** Begin **
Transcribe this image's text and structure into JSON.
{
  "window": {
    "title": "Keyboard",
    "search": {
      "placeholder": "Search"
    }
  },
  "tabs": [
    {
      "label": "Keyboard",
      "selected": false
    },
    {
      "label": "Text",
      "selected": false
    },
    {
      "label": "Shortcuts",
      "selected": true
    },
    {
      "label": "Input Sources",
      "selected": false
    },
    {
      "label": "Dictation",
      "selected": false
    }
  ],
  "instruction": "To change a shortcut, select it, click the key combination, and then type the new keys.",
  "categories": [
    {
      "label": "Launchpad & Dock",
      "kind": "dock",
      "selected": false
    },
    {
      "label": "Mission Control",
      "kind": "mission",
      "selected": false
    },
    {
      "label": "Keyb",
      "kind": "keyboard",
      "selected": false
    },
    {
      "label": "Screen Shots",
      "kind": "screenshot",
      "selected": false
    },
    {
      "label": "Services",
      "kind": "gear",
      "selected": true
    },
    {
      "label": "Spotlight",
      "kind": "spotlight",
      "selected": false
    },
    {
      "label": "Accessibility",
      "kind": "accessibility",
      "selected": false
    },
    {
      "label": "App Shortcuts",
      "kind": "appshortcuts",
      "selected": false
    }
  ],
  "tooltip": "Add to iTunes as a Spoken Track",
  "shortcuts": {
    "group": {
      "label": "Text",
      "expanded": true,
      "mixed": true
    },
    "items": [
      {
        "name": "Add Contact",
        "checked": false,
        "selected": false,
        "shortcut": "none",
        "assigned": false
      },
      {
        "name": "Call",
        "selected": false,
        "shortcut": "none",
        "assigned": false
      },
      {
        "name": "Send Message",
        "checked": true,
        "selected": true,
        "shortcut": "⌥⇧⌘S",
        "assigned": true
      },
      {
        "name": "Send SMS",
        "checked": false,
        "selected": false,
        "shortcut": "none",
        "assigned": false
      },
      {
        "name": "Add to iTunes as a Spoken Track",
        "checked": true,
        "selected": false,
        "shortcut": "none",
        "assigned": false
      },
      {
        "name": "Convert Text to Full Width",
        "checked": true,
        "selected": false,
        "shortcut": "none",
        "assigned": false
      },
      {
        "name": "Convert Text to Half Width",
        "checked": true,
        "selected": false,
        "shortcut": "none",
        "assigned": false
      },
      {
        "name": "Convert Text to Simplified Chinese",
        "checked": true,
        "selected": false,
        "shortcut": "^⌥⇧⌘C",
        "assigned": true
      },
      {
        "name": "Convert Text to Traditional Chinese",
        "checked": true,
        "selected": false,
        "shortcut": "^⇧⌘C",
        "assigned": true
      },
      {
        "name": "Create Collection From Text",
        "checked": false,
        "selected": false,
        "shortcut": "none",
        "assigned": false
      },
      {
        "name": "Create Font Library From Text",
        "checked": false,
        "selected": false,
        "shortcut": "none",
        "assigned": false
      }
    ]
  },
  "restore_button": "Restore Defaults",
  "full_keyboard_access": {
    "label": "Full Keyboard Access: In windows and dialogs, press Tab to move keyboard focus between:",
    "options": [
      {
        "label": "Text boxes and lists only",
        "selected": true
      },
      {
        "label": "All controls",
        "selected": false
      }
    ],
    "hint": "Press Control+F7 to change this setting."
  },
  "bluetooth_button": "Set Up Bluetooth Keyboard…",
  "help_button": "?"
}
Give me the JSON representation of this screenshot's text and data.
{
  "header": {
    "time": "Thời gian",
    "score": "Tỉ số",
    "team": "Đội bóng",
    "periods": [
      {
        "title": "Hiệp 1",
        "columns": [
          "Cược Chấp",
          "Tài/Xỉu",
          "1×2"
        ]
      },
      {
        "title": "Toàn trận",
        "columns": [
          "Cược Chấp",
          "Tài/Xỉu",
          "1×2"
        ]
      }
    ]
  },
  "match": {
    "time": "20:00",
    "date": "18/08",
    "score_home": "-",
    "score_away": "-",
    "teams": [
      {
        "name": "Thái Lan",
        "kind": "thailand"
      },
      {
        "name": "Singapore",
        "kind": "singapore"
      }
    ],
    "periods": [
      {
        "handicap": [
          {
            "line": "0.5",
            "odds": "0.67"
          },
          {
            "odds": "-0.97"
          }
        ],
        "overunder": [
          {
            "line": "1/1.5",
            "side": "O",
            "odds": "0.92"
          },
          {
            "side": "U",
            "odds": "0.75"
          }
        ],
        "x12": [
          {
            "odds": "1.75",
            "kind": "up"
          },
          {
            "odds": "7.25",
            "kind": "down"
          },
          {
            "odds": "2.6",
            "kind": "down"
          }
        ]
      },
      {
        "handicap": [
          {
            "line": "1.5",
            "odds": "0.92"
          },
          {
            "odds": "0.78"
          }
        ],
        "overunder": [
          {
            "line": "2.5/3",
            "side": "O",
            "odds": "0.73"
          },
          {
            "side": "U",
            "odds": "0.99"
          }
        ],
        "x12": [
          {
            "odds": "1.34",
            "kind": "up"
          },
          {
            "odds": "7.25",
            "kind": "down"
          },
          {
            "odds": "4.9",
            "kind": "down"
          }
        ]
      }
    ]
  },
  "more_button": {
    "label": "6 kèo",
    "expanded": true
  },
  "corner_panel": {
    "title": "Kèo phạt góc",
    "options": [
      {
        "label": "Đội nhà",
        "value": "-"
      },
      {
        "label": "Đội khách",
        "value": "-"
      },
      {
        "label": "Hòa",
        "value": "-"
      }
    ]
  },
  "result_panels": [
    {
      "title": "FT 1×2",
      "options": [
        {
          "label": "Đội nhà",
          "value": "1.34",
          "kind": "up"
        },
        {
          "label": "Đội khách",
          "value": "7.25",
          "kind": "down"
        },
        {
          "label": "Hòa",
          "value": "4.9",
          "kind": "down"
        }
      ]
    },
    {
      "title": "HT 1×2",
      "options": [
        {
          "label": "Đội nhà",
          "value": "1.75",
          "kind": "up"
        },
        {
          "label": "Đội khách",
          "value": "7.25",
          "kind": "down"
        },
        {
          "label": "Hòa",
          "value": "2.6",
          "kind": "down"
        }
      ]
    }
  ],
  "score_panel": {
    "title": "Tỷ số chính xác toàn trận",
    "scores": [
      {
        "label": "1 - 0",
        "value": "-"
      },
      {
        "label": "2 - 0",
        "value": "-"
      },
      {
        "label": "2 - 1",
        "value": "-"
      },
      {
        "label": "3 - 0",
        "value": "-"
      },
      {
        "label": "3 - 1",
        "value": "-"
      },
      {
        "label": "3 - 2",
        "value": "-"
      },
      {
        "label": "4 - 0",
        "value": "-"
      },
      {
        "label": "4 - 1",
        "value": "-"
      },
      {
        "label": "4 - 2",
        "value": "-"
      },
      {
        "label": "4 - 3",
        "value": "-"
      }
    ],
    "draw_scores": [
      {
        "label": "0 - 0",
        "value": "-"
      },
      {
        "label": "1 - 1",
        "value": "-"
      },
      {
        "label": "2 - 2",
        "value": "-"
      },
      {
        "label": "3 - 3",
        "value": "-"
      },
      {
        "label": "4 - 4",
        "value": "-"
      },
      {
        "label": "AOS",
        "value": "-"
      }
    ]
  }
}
** End **
• Directive: Show the data once more, exactly as it was written.

• Response to the exercise:
Transcribe this image's text and structure into JSON.
{
  "window": {
    "title": "Keyboard",
    "search": {
      "placeholder": "Search"
    }
  },
  "tabs": [
    {
      "label": "Keyboard",
      "selected": false
    },
    {
      "label": "Text",
      "selected": false
    },
    {
      "label": "Shortcuts",
      "selected": true
    },
    {
      "label": "Input Sources",
      "selected": false
    },
    {
      "label": "Dictation",
      "selected": false
    }
  ],
  "instruction": "To change a shortcut, select it, click the key combination, and then type the new keys.",
  "categories": [
    {
      "label": "Launchpad & Dock",
      "kind": "dock",
      "selected": false
    },
    {
      "label": "Mission Control",
      "kind": "mission",
      "selected": false
    },
    {
      "label": "Keyb",
      "kind": "keyboard",
      "selected": false
    },
    {
      "label": "Screen Shots",
      "kind": "screenshot",
      "selected": false
    },
    {
      "label": "Services",
      "kind": "gear",
      "selected": true
    },
    {
      "label": "Spotlight",
      "kind": "spotlight",
      "selected": false
    },
    {
      "label": "Accessibility",
      "kind": "accessibility",
      "selected": false
    },
    {
      "label": "App Shortcuts",
      "kind": "appshortcuts",
      "selected": false
    }
  ],
  "tooltip": "Add to iTunes as a Spoken Track",
  "shortcuts": {
    "group": {
      "label": "Text",
      "expanded": true,
      "mixed": true
    },
    "items": [
      {
        "name": "Add Contact",
        "checked": false,
        "selected": false,
        "shortcut": "none",
        "assigned": false
      },
      {
        "name": "Call",
        "selected": false,
        "shortcut": "none",
        "assigned": false
      },
      {
        "name": "Send Message",
        "checked": true,
        "selected": true,
        "shortcut": "⌥⇧⌘S",
        "assigned": true
      },
      {
        "name": "Send SMS",
        "checked": false,
        "selected": false,
        "shortcut": "none",
        "assigned": false
      },
      {
        "name": "Add to iTunes as a Spoken Track",
        "checked": true,
        "selected": false,
        "shortcut": "none",
        "assigned": false
      },
      {
        "name": "Convert Text to Full Width",
        "checked": true,
        "selected": false,
        "shortcut": "none",
        "assigned": false
      },
      {
        "name": "Convert Text to Half Width",
        "checked": true,
        "selected": false,
        "shortcut": "none",
        "assigned": false
      },
      {
        "name": "Convert Text to Simplified Chinese",
        "checked": true,
        "selected": false,
        "shortcut": "^⌥⇧⌘C",
        "assigned": true
      },
      {
        "name": "Convert Text to Traditional Chinese",
        "checked": true,
        "selected": false,
        "shortcut": "^⇧⌘C",
        "assigned": true
      },
      {
        "name": "Create Collection From Text",
        "checked": false,
        "selected": false,
        "shortcut": "none",
        "assigned": false
      },
      {
        "name": "Create Font Library From Text",
        "checked": false,
        "selected": false,
        "shortcut": "none",
        "assigned": false
      }
    ]
  },
  "restore_button": "Restore Defaults",
  "full_keyboard_access": {
    "label": "Full Keyboard Access: In windows and dialogs, press Tab to move keyboard focus between:",
    "options": [
      {
        "label": "Text boxes and lists only",
        "selected": true
      },
      {
        "label": "All controls",
        "selected": false
      }
    ],
    "hint": "Press Control+F7 to change this setting."
  },
  "bluetooth_button": "Set Up Bluetooth Keyboard…",
  "help_button": "?"
}
Give me the JSON representation of this screenshot's text and data.
{
  "header": {
    "time": "Thời gian",
    "score": "Tỉ số",
    "team": "Đội bóng",
    "periods": [
      {
        "title": "Hiệp 1",
        "columns": [
          "Cược Chấp",
          "Tài/Xỉu",
          "1×2"
        ]
      },
      {
        "title": "Toàn trận",
        "columns": [
          "Cược Chấp",
          "Tài/Xỉu",
          "1×2"
        ]
      }
    ]
  },
  "match": {
    "time": "20:00",
    "date": "18/08",
    "score_home": "-",
    "score_away": "-",
    "teams": [
      {
        "name": "Thái Lan",
        "kind": "thailand"
      },
      {
        "name": "Singapore",
        "kind": "singapore"
      }
    ],
    "periods": [
      {
        "handicap": [
          {
            "line": "0.5",
            "odds": "0.67"
          },
          {
            "odds": "-0.97"
          }
        ],
        "overunder": [
          {
            "line": "1/1.5",
            "side": "O",
            "odds": "0.92"
          },
          {
            "side": "U",
            "odds": "0.75"
          }
        ],
        "x12": [
          {
            "odds": "1.75",
            "kind": "up"
          },
          {
            "odds": "7.25",
            "kind": "down"
          },
          {
            "odds": "2.6",
            "kind": "down"
          }
        ]
      },
      {
        "handicap": [
          {
            "line": "1.5",
            "odds": "0.92"
          },
          {
            "odds": "0.78"
          }
        ],
        "overunder": [
          {
            "line": "2.5/3",
            "side": "O",
            "odds": "0.73"
          },
          {
            "side": "U",
            "odds": "0.99"
          }
        ],
        "x12": [
          {
            "odds": "1.34",
            "kind": "up"
          },
          {
            "odds": "7.25",
            "kind": "down"
          },
          {
            "odds": "4.9",
            "kind": "down"
          }
        ]
      }
    ]
  },
  "more_button": {
    "label": "6 kèo",
    "expanded": true
  },
  "corner_panel": {
    "title": "Kèo phạt góc",
    "options": [
      {
        "label": "Đội nhà",
        "value": "-"
      },
      {
        "label": "Đội khách",
        "value": "-"
      },
      {
        "label": "Hòa",
        "value": "-"
      }
    ]
  },
  "result_panels": [
    {
      "title": "FT 1×2",
      "options": [
        {
          "label": "Đội nhà",
          "value": "1.34",
          "kind": "up"
        },
        {
          "label": "Đội khách",
          "value": "7.25",
          "kind": "down"
        },
        {
          "label": "Hòa",
          "value": "4.9",
          "kind": "down"
        }
      ]
    },
    {
      "title": "HT 1×2",
      "options": [
        {
          "label": "Đội nhà",
          "value": "1.75",
          "kind": "up"
        },
        {
          "label": "Đội khách",
          "value": "7.25",
          "kind": "down"
        },
        {
          "label": "Hòa",
          "value": "2.6",
          "kind": "down"
        }
      ]
    }
  ],
  "score_panel": {
    "title": "Tỷ số chính xác toàn trận",
    "scores": [
      {
        "label": "1 - 0",
        "value": "-"
      },
      {
        "label": "2 - 0",
        "value": "-"
      },
      {
        "label": "2 - 1",
        "value": "-"
      },
      {
        "label": "3 - 0",
        "value": "-"
      },
      {
        "label": "3 - 1",
        "value": "-"
      },
      {
        "label": "3 - 2",
        "value": "-"
      },
      {
        "label": "4 - 0",
        "value": "-"
      },
      {
        "label": "4 - 1",
        "value": "-"
      },
      {
        "label": "4 - 2",
        "value": "-"
      },
      {
        "label": "4 - 3",
        "value": "-"
      }
    ],
    "draw_scores": [
      {
        "label": "0 - 0",
        "value": "-"
      },
      {
        "label": "1 - 1",
        "value": "-"
      },
      {
        "label": "2 - 2",
        "value": "-"
      },
      {
        "label": "3 - 3",
        "value": "-"
      },
      {
        "label": "4 - 4",
        "value": "-"
      },
      {
        "label": "AOS",
        "value": "-"
      }
    ]
  }
}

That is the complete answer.